> _EXERCISE TASK_
Isolate every line in the data with the string "整体呈现波浪型上涨" and copy it.

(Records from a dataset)
----------

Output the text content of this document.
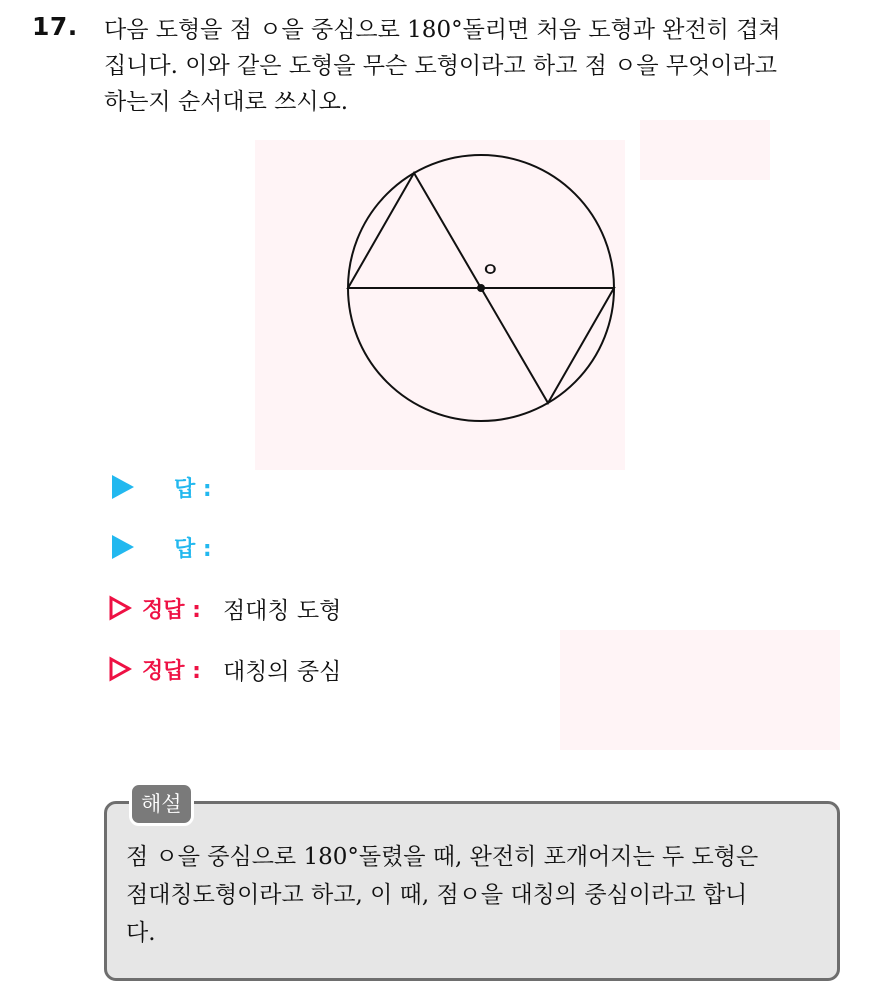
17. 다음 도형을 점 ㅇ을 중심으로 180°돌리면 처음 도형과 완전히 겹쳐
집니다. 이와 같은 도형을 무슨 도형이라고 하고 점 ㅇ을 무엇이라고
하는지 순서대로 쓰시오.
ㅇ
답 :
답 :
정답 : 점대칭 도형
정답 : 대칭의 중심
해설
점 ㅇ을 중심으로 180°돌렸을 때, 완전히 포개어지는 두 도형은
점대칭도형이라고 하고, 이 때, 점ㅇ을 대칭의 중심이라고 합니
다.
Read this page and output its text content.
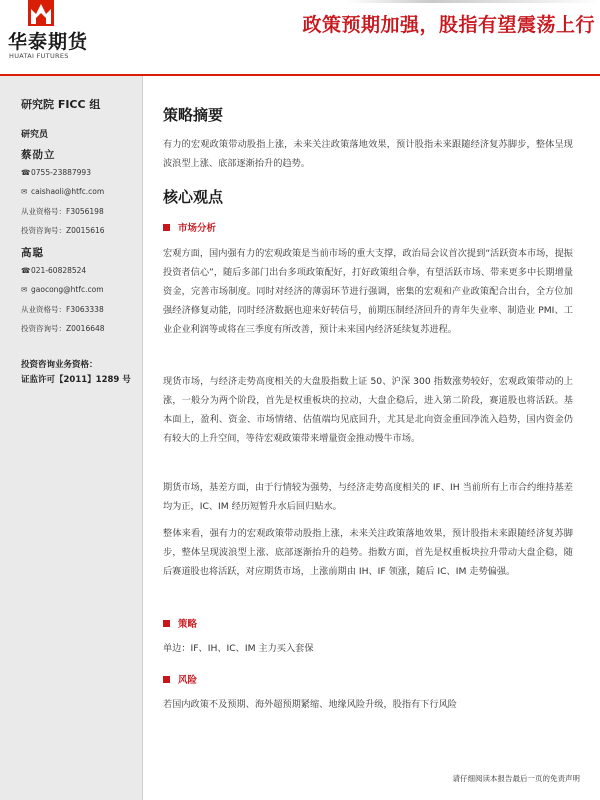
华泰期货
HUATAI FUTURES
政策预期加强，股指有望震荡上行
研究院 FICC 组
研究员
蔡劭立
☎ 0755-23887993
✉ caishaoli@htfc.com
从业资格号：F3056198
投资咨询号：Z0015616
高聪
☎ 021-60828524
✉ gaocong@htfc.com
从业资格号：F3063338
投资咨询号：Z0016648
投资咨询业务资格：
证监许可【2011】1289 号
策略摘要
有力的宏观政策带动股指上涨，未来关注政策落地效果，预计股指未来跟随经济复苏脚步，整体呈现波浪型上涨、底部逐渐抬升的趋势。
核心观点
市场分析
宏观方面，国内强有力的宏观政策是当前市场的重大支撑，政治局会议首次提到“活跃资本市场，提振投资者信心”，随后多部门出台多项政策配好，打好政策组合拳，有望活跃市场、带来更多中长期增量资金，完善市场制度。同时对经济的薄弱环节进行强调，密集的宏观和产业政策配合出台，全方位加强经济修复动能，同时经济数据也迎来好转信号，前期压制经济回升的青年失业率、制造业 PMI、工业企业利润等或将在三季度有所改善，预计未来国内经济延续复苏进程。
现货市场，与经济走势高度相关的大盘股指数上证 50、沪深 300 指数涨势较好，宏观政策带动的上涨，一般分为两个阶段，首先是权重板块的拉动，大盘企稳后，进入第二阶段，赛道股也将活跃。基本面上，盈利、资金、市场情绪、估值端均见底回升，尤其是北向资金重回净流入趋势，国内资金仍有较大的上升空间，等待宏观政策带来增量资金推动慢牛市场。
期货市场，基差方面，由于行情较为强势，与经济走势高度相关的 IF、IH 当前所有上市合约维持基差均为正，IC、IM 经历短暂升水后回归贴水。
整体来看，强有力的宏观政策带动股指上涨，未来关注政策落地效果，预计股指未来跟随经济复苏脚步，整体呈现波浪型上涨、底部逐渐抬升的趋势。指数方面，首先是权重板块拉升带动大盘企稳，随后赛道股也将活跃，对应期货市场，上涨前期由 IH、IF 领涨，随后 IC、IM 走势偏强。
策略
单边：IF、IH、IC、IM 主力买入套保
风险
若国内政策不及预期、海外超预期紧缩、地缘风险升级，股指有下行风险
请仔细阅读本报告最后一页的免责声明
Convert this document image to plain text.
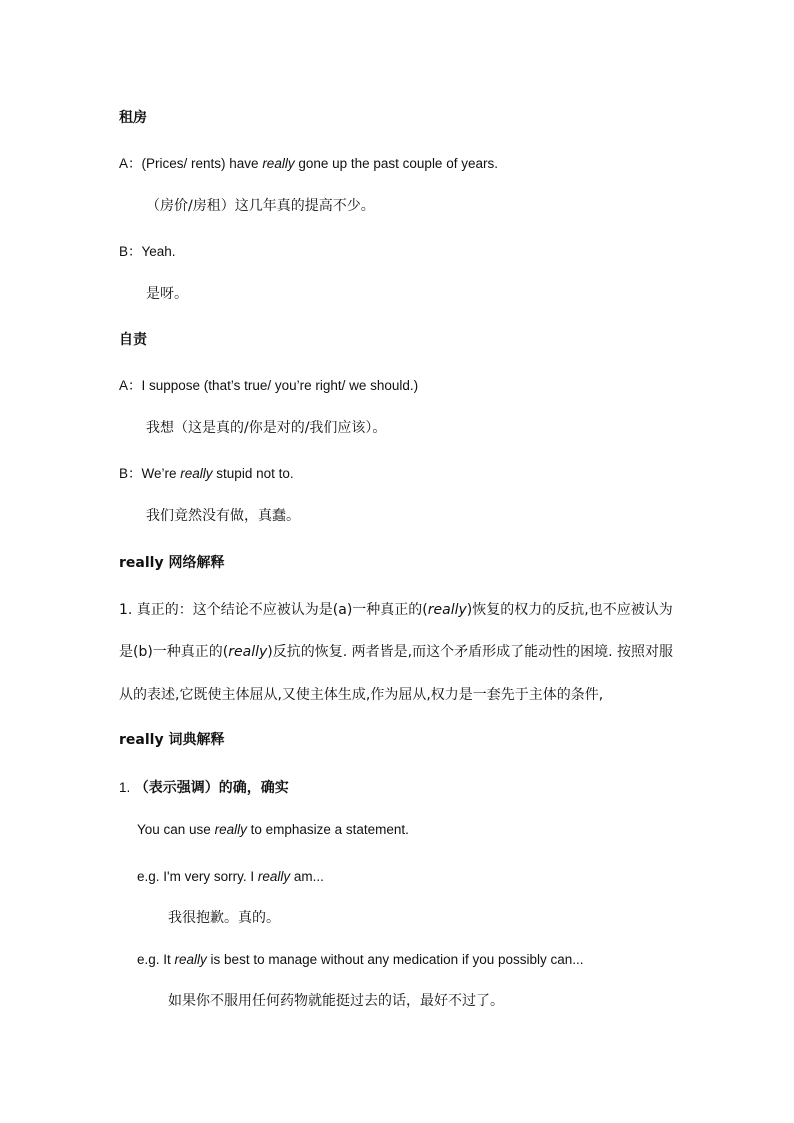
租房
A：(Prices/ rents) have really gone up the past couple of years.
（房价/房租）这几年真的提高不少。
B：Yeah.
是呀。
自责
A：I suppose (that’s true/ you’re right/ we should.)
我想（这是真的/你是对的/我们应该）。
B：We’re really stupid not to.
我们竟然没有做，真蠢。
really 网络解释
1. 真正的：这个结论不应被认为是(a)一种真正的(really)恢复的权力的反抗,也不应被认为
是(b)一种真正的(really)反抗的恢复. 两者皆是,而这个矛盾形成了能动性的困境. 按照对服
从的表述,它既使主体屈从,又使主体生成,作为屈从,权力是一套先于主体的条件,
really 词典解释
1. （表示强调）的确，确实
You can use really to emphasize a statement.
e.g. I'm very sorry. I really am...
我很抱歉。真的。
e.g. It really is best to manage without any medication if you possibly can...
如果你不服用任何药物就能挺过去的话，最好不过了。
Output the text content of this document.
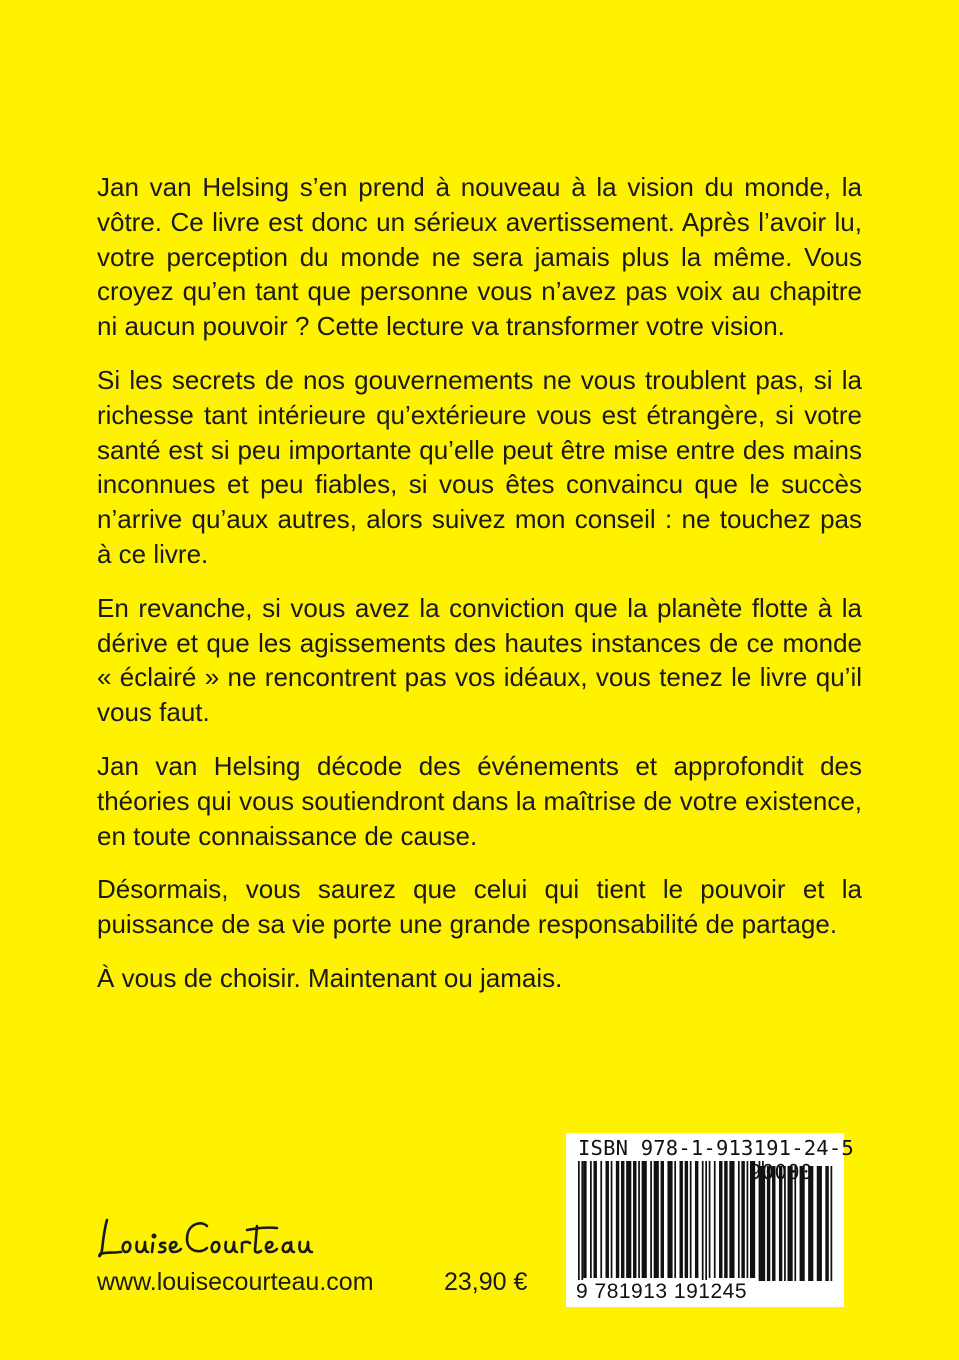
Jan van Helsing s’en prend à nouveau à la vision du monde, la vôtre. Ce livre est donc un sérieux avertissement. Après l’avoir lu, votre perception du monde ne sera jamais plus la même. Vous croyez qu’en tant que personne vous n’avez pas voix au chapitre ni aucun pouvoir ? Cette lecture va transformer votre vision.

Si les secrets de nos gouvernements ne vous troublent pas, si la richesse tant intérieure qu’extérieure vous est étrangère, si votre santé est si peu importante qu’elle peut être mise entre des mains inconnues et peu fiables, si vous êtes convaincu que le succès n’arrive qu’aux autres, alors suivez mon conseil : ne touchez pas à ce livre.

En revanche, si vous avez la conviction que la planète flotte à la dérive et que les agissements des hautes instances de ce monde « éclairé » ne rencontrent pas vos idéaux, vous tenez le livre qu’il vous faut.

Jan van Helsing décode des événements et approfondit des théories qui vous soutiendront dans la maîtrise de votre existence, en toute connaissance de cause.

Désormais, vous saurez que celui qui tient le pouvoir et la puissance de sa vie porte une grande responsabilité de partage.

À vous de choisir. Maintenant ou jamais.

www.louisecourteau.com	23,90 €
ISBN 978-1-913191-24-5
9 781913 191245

----------

> _THE RESULT_
有力的宏观政策带动股指上涨，未来关注政策落地效果，预计股指未来跟随经济复苏脚步，整体呈现波浪型上涨、底部逐渐抬升的趋势。
整体来看，强有力的宏观政策带动股指上涨，未来关注政策落地效果，预计股指未来跟随经济复苏脚步，整体呈现波浪型上涨、底部逐渐抬升的趋势。指数方面，首先是权重板块拉升带动大盘企稳，随后赛道股也将活跃，对应期货市场，上涨前期由 IH、IF 领涨，随后 IC、IM 走势偏强。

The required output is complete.